■ **INSTRUCTION**:
From the entries below, gather every line containing the string "four".

■ **RECORDS FOR THIS TASK**:
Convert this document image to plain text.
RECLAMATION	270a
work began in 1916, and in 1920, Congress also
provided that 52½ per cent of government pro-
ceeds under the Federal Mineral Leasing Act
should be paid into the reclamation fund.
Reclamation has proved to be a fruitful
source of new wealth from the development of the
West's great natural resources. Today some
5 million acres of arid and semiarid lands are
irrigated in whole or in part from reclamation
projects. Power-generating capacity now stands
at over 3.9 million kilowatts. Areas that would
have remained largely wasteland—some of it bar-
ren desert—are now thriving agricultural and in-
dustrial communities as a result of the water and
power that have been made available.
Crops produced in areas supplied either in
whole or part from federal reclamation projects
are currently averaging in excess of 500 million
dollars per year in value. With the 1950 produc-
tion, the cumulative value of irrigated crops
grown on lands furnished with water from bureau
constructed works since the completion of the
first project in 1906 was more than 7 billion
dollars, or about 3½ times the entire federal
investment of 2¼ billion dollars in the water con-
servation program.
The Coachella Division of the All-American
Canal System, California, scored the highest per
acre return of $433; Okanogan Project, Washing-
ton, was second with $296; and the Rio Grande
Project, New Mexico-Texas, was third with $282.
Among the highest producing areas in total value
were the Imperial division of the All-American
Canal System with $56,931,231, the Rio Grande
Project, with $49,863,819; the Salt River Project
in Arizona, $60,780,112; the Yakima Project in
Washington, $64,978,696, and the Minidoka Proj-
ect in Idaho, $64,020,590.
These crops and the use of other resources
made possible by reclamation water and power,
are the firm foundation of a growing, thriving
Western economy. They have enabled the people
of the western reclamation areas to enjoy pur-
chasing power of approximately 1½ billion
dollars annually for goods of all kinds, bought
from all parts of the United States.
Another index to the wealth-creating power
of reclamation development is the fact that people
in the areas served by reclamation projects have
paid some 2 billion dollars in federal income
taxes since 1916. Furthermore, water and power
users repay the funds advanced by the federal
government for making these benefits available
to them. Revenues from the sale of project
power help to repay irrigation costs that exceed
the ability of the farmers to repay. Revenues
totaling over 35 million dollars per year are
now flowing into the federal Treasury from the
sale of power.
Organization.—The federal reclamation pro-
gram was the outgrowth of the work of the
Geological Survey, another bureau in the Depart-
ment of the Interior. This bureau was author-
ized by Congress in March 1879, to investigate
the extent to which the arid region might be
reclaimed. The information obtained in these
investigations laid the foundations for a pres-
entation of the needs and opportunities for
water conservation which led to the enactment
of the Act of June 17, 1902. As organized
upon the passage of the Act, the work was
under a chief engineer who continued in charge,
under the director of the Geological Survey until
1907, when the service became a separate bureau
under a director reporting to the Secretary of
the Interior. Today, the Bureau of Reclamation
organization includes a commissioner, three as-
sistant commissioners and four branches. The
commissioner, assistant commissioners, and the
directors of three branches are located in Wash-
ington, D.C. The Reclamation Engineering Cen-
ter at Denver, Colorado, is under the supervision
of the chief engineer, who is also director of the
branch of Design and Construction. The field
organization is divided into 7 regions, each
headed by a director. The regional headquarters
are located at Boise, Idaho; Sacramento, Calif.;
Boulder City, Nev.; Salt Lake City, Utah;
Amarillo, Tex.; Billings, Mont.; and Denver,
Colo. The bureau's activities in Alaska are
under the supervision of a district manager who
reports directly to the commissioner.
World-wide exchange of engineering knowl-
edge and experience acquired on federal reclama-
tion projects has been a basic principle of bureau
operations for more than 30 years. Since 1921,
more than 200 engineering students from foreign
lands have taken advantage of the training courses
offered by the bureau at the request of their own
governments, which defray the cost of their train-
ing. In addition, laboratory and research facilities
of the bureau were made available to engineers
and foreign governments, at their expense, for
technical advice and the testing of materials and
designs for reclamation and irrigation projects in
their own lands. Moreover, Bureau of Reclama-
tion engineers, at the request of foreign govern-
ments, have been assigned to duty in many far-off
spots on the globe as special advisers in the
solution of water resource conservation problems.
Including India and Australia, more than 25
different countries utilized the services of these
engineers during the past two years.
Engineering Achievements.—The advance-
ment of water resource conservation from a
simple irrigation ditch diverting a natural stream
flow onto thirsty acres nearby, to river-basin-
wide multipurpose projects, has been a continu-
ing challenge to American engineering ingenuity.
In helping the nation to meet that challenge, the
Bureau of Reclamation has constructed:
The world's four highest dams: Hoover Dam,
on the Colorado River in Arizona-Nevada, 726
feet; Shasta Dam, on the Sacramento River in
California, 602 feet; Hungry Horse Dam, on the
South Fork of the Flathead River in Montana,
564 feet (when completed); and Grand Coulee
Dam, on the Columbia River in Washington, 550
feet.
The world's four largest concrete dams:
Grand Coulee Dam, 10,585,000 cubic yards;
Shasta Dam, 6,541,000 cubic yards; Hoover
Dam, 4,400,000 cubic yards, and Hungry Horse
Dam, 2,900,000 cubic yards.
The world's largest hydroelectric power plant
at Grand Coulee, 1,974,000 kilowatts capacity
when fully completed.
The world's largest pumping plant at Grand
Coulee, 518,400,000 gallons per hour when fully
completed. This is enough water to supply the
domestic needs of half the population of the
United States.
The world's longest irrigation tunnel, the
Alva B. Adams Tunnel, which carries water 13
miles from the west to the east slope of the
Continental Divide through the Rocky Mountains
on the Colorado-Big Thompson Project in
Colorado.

■ **EXERCISE RESPONSE**:
sistant commissioners and four branches. The
The world's four highest dams: Hoover Dam,
The world's four largest concrete dams:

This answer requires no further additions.